(Layout records)

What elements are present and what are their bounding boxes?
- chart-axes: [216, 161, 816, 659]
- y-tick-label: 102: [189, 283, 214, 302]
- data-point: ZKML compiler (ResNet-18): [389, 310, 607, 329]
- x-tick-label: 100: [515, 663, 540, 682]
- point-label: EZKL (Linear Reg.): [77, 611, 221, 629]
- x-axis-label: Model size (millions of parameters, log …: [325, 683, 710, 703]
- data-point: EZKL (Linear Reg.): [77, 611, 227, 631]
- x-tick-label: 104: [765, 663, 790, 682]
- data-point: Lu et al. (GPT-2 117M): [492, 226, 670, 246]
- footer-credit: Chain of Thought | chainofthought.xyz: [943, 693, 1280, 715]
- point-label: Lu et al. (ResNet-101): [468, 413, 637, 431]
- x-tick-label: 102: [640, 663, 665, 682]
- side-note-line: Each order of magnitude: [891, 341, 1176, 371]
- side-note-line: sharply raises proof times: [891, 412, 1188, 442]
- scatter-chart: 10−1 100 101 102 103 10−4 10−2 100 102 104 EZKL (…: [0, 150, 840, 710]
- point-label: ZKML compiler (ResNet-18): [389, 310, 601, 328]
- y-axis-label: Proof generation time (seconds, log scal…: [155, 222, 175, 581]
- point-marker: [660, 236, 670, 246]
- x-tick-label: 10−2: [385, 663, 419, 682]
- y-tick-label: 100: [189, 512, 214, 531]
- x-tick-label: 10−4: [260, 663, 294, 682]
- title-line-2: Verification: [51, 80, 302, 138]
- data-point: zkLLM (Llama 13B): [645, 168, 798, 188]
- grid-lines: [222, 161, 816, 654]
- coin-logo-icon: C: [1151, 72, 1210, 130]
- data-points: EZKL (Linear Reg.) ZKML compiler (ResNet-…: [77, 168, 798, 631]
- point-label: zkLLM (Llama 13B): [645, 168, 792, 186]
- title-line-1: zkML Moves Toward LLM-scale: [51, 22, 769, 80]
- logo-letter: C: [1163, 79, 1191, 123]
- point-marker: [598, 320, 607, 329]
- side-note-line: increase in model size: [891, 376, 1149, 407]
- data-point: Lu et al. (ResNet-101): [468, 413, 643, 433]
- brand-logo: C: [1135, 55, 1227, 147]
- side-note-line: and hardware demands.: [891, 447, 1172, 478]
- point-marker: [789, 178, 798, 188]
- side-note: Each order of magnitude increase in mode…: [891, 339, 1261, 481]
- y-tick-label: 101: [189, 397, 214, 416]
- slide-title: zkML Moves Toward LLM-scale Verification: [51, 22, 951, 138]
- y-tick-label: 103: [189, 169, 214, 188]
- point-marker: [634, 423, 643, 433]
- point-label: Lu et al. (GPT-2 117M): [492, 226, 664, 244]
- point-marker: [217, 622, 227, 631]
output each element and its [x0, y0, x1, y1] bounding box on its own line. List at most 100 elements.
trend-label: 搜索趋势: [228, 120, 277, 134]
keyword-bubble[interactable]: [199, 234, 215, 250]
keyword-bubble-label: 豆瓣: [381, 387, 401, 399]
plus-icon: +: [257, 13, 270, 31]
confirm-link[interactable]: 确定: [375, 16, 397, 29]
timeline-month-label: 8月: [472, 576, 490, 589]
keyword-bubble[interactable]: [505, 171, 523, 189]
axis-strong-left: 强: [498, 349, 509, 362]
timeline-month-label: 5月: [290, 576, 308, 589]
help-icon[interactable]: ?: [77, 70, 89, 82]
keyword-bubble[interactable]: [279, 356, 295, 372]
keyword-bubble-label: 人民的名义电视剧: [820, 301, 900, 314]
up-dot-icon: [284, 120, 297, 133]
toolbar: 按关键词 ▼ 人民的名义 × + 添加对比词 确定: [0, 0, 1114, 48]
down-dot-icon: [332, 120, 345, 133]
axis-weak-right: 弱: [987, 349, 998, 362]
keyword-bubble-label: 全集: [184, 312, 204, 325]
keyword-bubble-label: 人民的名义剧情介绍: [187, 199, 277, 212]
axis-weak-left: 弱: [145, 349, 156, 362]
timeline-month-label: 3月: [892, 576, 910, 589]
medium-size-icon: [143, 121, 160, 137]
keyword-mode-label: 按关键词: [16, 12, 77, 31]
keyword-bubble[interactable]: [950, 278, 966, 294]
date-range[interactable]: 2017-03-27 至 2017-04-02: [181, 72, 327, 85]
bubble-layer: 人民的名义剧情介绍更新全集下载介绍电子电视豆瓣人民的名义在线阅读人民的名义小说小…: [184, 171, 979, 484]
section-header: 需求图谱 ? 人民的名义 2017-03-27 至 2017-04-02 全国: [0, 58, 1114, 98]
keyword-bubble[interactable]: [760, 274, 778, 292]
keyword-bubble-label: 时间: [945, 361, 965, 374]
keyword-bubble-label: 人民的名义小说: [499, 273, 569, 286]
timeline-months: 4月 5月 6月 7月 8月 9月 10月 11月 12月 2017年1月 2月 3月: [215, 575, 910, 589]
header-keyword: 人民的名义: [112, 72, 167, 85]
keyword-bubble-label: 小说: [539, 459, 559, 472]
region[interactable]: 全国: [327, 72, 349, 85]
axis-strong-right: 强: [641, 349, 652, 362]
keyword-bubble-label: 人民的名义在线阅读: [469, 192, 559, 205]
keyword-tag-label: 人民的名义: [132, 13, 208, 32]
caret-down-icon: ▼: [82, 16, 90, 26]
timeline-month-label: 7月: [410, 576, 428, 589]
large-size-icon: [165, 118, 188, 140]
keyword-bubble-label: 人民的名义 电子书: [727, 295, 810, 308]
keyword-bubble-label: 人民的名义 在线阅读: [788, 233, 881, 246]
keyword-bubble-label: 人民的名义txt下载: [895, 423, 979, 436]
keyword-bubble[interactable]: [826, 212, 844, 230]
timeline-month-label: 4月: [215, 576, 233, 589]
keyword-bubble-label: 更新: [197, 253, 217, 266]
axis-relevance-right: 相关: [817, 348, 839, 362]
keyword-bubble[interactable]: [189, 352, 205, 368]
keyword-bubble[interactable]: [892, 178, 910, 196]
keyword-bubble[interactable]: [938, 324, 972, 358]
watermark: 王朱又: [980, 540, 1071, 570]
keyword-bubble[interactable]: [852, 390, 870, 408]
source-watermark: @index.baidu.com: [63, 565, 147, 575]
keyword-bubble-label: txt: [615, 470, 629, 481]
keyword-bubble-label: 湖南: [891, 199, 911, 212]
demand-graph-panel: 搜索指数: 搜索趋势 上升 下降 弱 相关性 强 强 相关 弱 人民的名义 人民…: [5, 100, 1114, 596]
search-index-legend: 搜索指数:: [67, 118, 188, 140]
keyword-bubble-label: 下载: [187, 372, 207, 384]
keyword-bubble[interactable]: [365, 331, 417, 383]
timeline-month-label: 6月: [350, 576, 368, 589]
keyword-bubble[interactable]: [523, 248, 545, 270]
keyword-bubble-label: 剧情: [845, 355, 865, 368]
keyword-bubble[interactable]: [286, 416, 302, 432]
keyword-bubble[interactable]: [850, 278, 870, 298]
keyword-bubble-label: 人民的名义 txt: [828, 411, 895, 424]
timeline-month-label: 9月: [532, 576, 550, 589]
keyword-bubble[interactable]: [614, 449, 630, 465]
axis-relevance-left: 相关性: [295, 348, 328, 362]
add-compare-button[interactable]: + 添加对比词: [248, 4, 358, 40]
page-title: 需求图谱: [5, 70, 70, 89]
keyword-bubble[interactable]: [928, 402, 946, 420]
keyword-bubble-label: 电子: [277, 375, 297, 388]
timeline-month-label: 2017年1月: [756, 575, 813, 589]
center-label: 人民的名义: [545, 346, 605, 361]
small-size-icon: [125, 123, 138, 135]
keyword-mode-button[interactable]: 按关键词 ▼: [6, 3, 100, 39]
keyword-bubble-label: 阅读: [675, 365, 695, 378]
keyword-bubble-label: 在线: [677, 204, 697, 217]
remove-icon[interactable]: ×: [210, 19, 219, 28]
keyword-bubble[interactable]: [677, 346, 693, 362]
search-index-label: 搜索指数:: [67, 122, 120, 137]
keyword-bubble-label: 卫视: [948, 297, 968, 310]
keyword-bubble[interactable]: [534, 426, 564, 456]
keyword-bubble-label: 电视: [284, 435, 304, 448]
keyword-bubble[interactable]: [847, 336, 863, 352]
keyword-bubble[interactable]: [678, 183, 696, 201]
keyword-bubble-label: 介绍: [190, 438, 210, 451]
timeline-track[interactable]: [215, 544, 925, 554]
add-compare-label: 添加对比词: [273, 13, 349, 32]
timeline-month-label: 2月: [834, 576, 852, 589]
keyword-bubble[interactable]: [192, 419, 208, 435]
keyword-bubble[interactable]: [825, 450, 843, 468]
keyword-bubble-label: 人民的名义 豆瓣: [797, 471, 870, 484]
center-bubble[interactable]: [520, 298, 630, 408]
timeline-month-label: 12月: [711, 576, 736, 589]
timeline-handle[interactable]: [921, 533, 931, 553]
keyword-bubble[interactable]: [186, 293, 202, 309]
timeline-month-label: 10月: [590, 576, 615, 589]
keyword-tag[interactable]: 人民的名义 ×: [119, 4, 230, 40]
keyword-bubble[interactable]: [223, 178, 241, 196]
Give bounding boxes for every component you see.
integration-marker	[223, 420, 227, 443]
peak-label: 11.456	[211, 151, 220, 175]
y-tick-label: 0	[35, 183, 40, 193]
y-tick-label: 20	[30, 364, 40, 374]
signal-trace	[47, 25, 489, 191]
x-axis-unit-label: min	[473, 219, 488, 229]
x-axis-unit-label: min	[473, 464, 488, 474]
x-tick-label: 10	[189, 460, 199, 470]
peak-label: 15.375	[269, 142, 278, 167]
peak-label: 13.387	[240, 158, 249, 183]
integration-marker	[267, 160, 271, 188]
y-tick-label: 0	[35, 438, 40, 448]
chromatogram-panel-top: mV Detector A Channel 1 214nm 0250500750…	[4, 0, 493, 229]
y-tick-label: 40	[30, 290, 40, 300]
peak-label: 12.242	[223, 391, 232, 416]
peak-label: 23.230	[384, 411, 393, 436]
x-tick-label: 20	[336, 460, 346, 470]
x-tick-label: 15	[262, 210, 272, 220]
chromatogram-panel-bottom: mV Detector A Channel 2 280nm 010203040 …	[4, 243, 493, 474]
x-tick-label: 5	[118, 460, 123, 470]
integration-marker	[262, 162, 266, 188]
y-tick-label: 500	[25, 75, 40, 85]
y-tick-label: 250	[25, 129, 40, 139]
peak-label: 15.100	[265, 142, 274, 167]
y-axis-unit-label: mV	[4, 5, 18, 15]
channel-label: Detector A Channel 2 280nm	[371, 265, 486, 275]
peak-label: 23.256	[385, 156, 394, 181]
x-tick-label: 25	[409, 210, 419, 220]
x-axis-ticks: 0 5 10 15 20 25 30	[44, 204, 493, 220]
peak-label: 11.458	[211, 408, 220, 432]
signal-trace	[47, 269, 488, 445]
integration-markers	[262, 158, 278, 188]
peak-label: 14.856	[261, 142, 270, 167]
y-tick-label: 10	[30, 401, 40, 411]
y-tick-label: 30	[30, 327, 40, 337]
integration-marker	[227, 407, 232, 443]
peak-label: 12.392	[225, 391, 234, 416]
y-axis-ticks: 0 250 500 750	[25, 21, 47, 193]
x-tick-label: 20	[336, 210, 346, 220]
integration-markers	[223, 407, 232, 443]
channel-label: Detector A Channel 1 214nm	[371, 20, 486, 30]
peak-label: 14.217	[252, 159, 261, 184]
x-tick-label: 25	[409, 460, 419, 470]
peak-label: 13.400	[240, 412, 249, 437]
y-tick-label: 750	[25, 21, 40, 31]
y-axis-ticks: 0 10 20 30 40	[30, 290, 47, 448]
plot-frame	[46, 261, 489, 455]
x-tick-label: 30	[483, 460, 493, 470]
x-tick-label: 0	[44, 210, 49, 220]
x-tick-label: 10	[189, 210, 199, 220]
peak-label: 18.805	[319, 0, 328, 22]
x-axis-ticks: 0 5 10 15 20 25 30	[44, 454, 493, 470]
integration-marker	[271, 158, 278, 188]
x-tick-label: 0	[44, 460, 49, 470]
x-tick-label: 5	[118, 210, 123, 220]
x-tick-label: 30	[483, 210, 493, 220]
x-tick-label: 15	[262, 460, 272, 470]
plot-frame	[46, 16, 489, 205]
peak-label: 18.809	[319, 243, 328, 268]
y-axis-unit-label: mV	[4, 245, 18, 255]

Directions
Which lines in the entries above contain the word "increase"? Copy each of them.

Correct answer
- side-note-line: increase in model size: [891, 376, 1149, 407]
- side-note: Each order of magnitude increase in mode…: [891, 339, 1261, 481]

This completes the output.